**Exercise directions:** Take the entries below and reproduce them word for word.

══ Provided entries

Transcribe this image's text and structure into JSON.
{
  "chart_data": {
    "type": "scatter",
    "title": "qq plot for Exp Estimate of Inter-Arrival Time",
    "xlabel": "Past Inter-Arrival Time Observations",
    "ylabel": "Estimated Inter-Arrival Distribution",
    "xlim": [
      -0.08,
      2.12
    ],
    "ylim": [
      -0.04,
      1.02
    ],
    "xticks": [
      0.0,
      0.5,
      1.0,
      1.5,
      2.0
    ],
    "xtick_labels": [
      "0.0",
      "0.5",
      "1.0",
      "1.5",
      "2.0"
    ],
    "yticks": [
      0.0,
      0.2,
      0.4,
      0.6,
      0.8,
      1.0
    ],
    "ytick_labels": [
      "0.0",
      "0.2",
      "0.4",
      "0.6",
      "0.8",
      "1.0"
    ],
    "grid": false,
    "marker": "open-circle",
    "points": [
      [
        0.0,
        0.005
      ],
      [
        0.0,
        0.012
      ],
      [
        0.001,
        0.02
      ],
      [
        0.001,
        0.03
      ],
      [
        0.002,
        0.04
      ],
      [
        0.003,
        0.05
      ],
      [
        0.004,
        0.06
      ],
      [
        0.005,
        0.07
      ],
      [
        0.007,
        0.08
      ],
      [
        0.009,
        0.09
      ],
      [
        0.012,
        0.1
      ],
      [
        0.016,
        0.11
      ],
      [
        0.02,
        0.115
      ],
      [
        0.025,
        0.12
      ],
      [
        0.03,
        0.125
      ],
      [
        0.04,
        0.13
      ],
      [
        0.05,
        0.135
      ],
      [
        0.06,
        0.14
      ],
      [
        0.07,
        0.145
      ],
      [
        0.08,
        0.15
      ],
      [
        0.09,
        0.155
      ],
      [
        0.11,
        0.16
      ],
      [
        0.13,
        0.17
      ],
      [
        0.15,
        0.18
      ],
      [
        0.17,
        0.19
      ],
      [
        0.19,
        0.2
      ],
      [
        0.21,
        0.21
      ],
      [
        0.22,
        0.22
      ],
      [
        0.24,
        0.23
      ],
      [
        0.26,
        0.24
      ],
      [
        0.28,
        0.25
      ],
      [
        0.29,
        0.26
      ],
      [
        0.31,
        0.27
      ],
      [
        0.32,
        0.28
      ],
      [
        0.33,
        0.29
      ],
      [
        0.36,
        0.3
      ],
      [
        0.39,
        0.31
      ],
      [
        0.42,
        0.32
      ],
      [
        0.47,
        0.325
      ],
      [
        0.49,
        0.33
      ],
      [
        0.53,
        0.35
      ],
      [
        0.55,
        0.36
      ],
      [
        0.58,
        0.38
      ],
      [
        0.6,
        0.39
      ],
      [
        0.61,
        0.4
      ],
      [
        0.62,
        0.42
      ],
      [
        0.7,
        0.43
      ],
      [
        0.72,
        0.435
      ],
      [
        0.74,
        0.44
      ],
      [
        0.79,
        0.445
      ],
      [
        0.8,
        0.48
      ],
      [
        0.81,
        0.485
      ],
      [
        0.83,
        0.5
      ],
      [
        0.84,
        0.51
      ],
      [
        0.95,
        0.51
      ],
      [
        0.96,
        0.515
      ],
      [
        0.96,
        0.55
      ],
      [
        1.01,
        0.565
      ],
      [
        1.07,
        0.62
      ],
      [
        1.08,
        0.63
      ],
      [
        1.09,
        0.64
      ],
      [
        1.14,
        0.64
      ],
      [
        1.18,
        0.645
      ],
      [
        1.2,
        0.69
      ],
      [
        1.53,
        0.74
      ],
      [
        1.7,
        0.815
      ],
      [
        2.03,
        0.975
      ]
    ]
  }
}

════

**Solution to this problem:**
Transcribe this image's text and structure into JSON.
{
  "chart_data": {
    "type": "scatter",
    "title": "qq plot for Exp Estimate of Inter-Arrival Time",
    "xlabel": "Past Inter-Arrival Time Observations",
    "ylabel": "Estimated Inter-Arrival Distribution",
    "xlim": [
      -0.08,
      2.12
    ],
    "ylim": [
      -0.04,
      1.02
    ],
    "xticks": [
      0.0,
      0.5,
      1.0,
      1.5,
      2.0
    ],
    "xtick_labels": [
      "0.0",
      "0.5",
      "1.0",
      "1.5",
      "2.0"
    ],
    "yticks": [
      0.0,
      0.2,
      0.4,
      0.6,
      0.8,
      1.0
    ],
    "ytick_labels": [
      "0.0",
      "0.2",
      "0.4",
      "0.6",
      "0.8",
      "1.0"
    ],
    "grid": false,
    "marker": "open-circle",
    "points": [
      [
        0.0,
        0.005
      ],
      [
        0.0,
        0.012
      ],
      [
        0.001,
        0.02
      ],
      [
        0.001,
        0.03
      ],
      [
        0.002,
        0.04
      ],
      [
        0.003,
        0.05
      ],
      [
        0.004,
        0.06
      ],
      [
        0.005,
        0.07
      ],
      [
        0.007,
        0.08
      ],
      [
        0.009,
        0.09
      ],
      [
        0.012,
        0.1
      ],
      [
        0.016,
        0.11
      ],
      [
        0.02,
        0.115
      ],
      [
        0.025,
        0.12
      ],
      [
        0.03,
        0.125
      ],
      [
        0.04,
        0.13
      ],
      [
        0.05,
        0.135
      ],
      [
        0.06,
        0.14
      ],
      [
        0.07,
        0.145
      ],
      [
        0.08,
        0.15
      ],
      [
        0.09,
        0.155
      ],
      [
        0.11,
        0.16
      ],
      [
        0.13,
        0.17
      ],
      [
        0.15,
        0.18
      ],
      [
        0.17,
        0.19
      ],
      [
        0.19,
        0.2
      ],
      [
        0.21,
        0.21
      ],
      [
        0.22,
        0.22
      ],
      [
        0.24,
        0.23
      ],
      [
        0.26,
        0.24
      ],
      [
        0.28,
        0.25
      ],
      [
        0.29,
        0.26
      ],
      [
        0.31,
        0.27
      ],
      [
        0.32,
        0.28
      ],
      [
        0.33,
        0.29
      ],
      [
        0.36,
        0.3
      ],
      [
        0.39,
        0.31
      ],
      [
        0.42,
        0.32
      ],
      [
        0.47,
        0.325
      ],
      [
        0.49,
        0.33
      ],
      [
        0.53,
        0.35
      ],
      [
        0.55,
        0.36
      ],
      [
        0.58,
        0.38
      ],
      [
        0.6,
        0.39
      ],
      [
        0.61,
        0.4
      ],
      [
        0.62,
        0.42
      ],
      [
        0.7,
        0.43
      ],
      [
        0.72,
        0.435
      ],
      [
        0.74,
        0.44
      ],
      [
        0.79,
        0.445
      ],
      [
        0.8,
        0.48
      ],
      [
        0.81,
        0.485
      ],
      [
        0.83,
        0.5
      ],
      [
        0.84,
        0.51
      ],
      [
        0.95,
        0.51
      ],
      [
        0.96,
        0.515
      ],
      [
        0.96,
        0.55
      ],
      [
        1.01,
        0.565
      ],
      [
        1.07,
        0.62
      ],
      [
        1.08,
        0.63
      ],
      [
        1.09,
        0.64
      ],
      [
        1.14,
        0.64
      ],
      [
        1.18,
        0.645
      ],
      [
        1.2,
        0.69
      ],
      [
        1.53,
        0.74
      ],
      [
        1.7,
        0.815
      ],
      [
        2.03,
        0.975
      ]
    ]
  }
}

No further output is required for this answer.